- Dataset rows
(begin)
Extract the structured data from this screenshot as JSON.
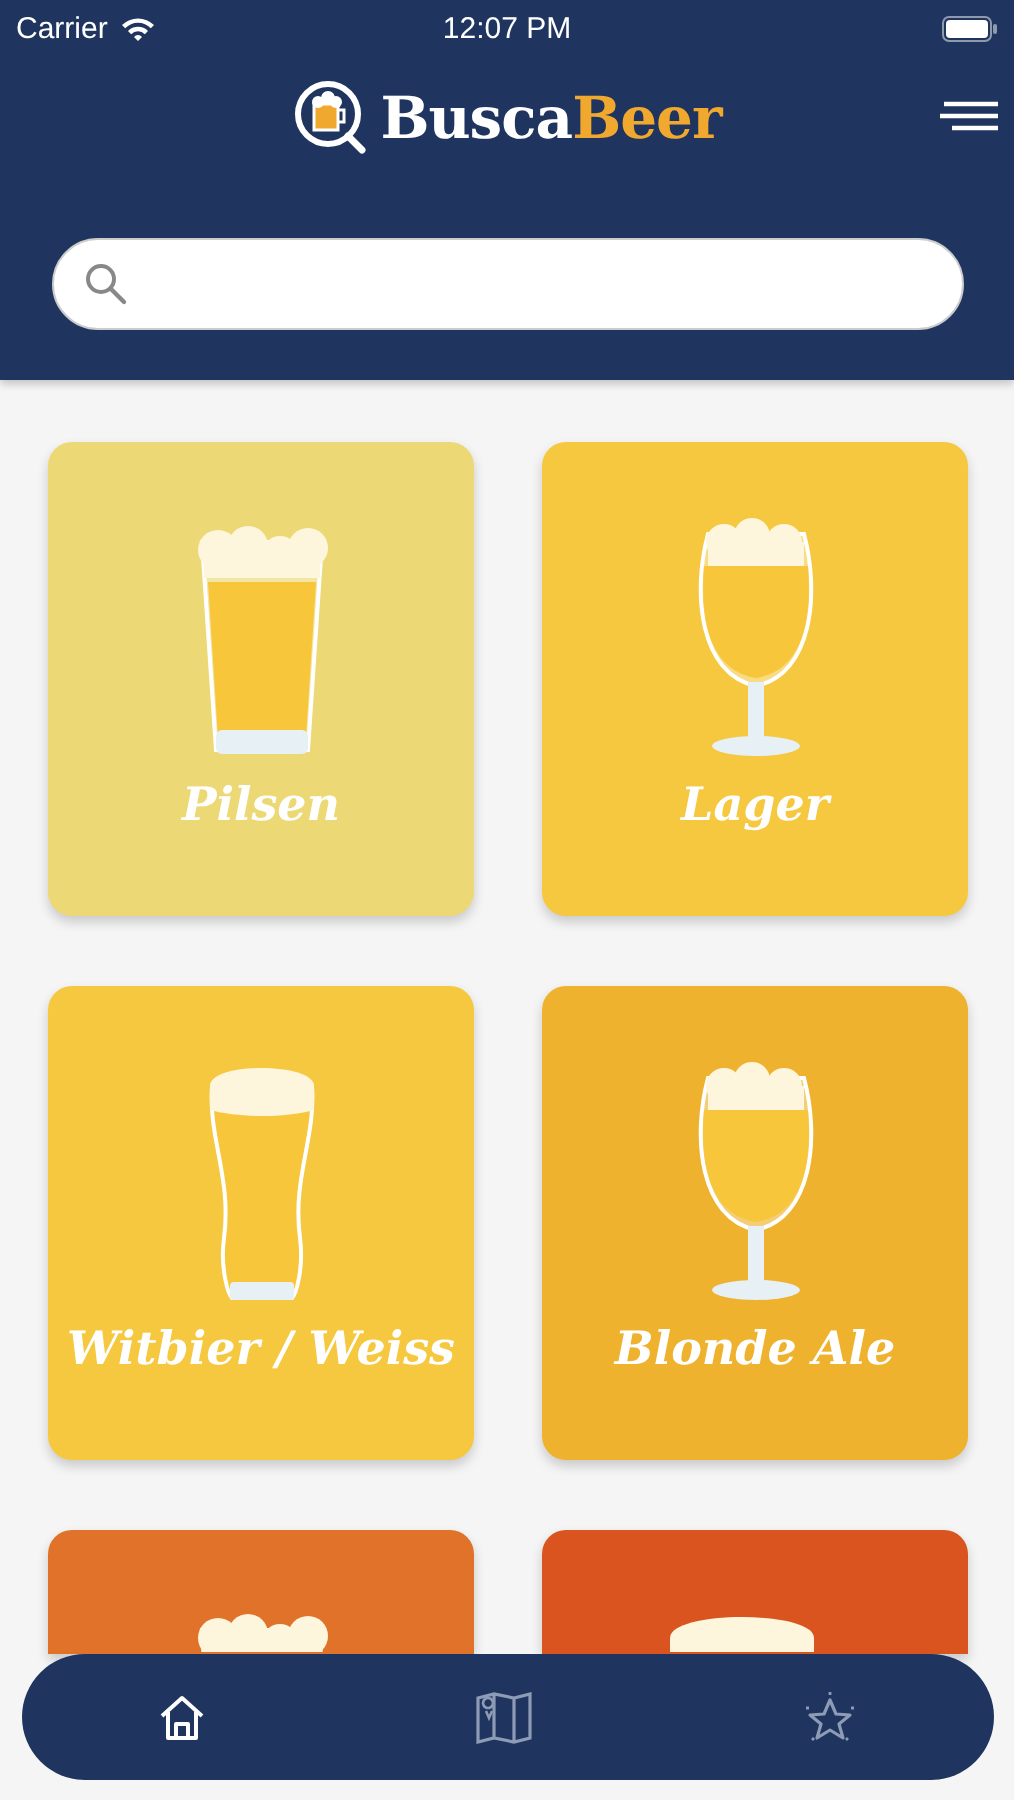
{
  "status_bar": {
    "carrier": "Carrier",
    "time": "12:07 PM"
  },
  "logo": {
    "words": [
      {
        "text": "Busca",
        "color": "#ffffff"
      },
      {
        "text": "Beer",
        "color": "#f0a92e"
      }
    ]
  },
  "categories": [
    {
      "name": "Pilsen",
      "color": "#ecd976",
      "kind": "pint"
    },
    {
      "name": "Lager",
      "color": "#f5c840",
      "kind": "tulip"
    },
    {
      "name": "Witbier / Weiss",
      "color": "#f5c840",
      "kind": "weizen"
    },
    {
      "name": "Blonde Ale",
      "color": "#eeb22e",
      "kind": "tulip"
    },
    {
      "color": "#e07229",
      "kind": "pint"
    },
    {
      "color": "#d9541f",
      "kind": "mug"
    }
  ],
  "tab_bar": [
    {
      "kind": "home",
      "selected": true
    },
    {
      "kind": "map",
      "selected": false
    },
    {
      "kind": "star",
      "selected": false
    }
  ]
}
(end)
- Written request
Pictures don't belong in the copy. Restate all the entries exactly.

- Reply to the task
Extract the structured data from this screenshot as JSON.
{
  "status_bar": {
    "carrier": "Carrier",
    "time": "12:07 PM"
  },
  "logo": {
    "words": [
      {
        "text": "Busca",
        "color": "#ffffff"
      },
      {
        "text": "Beer",
        "color": "#f0a92e"
      }
    ]
  },
  "categories": [
    {
      "name": "Pilsen",
      "color": "#ecd976",
      "kind": "pint"
    },
    {
      "name": "Lager",
      "color": "#f5c840",
      "kind": "tulip"
    },
    {
      "name": "Witbier / Weiss",
      "color": "#f5c840",
      "kind": "weizen"
    },
    {
      "name": "Blonde Ale",
      "color": "#eeb22e",
      "kind": "tulip"
    },
    {
      "color": "#e07229",
      "kind": "pint"
    },
    {
      "color": "#d9541f",
      "kind": "mug"
    }
  ],
  "tab_bar": [
    {
      "kind": "home",
      "selected": true
    },
    {
      "kind": "map",
      "selected": false
    },
    {
      "kind": "star",
      "selected": false
    }
  ]
}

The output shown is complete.